◆ Available records
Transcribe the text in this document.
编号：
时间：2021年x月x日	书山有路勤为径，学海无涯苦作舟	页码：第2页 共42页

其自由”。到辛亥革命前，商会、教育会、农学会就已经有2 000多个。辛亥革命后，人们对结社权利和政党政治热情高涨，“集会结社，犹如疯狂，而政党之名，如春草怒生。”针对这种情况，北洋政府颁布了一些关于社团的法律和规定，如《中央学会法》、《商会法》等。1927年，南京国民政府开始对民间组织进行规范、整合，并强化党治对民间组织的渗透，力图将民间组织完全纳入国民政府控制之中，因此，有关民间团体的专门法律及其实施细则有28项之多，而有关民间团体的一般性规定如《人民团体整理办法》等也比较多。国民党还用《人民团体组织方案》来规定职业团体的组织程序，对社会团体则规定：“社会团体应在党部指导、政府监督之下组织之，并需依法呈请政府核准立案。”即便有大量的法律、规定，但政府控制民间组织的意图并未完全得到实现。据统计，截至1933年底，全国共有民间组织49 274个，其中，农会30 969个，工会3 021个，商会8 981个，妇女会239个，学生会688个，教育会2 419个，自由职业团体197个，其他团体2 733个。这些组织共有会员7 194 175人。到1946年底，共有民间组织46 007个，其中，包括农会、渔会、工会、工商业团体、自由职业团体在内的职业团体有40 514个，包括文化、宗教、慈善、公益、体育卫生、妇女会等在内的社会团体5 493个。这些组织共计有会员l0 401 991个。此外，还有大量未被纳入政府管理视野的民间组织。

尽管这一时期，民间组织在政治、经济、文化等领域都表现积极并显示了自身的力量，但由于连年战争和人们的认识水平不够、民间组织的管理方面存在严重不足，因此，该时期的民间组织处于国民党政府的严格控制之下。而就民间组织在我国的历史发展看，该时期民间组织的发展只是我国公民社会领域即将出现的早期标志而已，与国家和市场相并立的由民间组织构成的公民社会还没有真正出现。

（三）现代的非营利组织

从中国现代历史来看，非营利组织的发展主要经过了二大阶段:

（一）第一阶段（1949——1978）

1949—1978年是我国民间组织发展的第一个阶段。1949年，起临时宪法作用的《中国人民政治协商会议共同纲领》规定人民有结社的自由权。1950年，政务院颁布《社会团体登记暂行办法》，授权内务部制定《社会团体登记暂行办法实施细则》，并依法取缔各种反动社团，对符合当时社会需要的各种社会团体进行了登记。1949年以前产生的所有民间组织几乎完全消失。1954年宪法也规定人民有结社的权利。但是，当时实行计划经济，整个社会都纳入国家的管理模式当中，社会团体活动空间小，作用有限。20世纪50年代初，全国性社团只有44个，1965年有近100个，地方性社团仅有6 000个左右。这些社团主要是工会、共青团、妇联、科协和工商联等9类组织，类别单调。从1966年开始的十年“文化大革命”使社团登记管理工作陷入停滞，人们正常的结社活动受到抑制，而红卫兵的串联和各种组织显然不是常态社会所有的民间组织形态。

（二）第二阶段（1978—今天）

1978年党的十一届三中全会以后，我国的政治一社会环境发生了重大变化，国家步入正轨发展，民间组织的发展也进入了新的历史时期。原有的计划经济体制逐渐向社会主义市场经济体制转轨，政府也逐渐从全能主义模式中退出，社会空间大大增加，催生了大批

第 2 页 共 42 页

◆ Directive
Every entry should be printed again exactly as written.

◆ Task response
Transcribe the text in this document.
编号：
时间：2021年x月x日	书山有路勤为径，学海无涯苦作舟	页码：第2页 共42页

其自由”。到辛亥革命前，商会、教育会、农学会就已经有2 000多个。辛亥革命后，人们对结社权利和政党政治热情高涨，“集会结社，犹如疯狂，而政党之名，如春草怒生。”针对这种情况，北洋政府颁布了一些关于社团的法律和规定，如《中央学会法》、《商会法》等。1927年，南京国民政府开始对民间组织进行规范、整合，并强化党治对民间组织的渗透，力图将民间组织完全纳入国民政府控制之中，因此，有关民间团体的专门法律及其实施细则有28项之多，而有关民间团体的一般性规定如《人民团体整理办法》等也比较多。国民党还用《人民团体组织方案》来规定职业团体的组织程序，对社会团体则规定：“社会团体应在党部指导、政府监督之下组织之，并需依法呈请政府核准立案。”即便有大量的法律、规定，但政府控制民间组织的意图并未完全得到实现。据统计，截至1933年底，全国共有民间组织49 274个，其中，农会30 969个，工会3 021个，商会8 981个，妇女会239个，学生会688个，教育会2 419个，自由职业团体197个，其他团体2 733个。这些组织共有会员7 194 175人。到1946年底，共有民间组织46 007个，其中，包括农会、渔会、工会、工商业团体、自由职业团体在内的职业团体有40 514个，包括文化、宗教、慈善、公益、体育卫生、妇女会等在内的社会团体5 493个。这些组织共计有会员l0 401 991个。此外，还有大量未被纳入政府管理视野的民间组织。

尽管这一时期，民间组织在政治、经济、文化等领域都表现积极并显示了自身的力量，但由于连年战争和人们的认识水平不够、民间组织的管理方面存在严重不足，因此，该时期的民间组织处于国民党政府的严格控制之下。而就民间组织在我国的历史发展看，该时期民间组织的发展只是我国公民社会领域即将出现的早期标志而已，与国家和市场相并立的由民间组织构成的公民社会还没有真正出现。

（三）现代的非营利组织

从中国现代历史来看，非营利组织的发展主要经过了二大阶段:

（一）第一阶段（1949——1978）

1949—1978年是我国民间组织发展的第一个阶段。1949年，起临时宪法作用的《中国人民政治协商会议共同纲领》规定人民有结社的自由权。1950年，政务院颁布《社会团体登记暂行办法》，授权内务部制定《社会团体登记暂行办法实施细则》，并依法取缔各种反动社团，对符合当时社会需要的各种社会团体进行了登记。1949年以前产生的所有民间组织几乎完全消失。1954年宪法也规定人民有结社的权利。但是，当时实行计划经济，整个社会都纳入国家的管理模式当中，社会团体活动空间小，作用有限。20世纪50年代初，全国性社团只有44个，1965年有近100个，地方性社团仅有6 000个左右。这些社团主要是工会、共青团、妇联、科协和工商联等9类组织，类别单调。从1966年开始的十年“文化大革命”使社团登记管理工作陷入停滞，人们正常的结社活动受到抑制，而红卫兵的串联和各种组织显然不是常态社会所有的民间组织形态。

（二）第二阶段（1978—今天）

1978年党的十一届三中全会以后，我国的政治一社会环境发生了重大变化，国家步入正轨发展，民间组织的发展也进入了新的历史时期。原有的计划经济体制逐渐向社会主义市场经济体制转轨，政府也逐渐从全能主义模式中退出，社会空间大大增加，催生了大批

第 2 页 共 42 页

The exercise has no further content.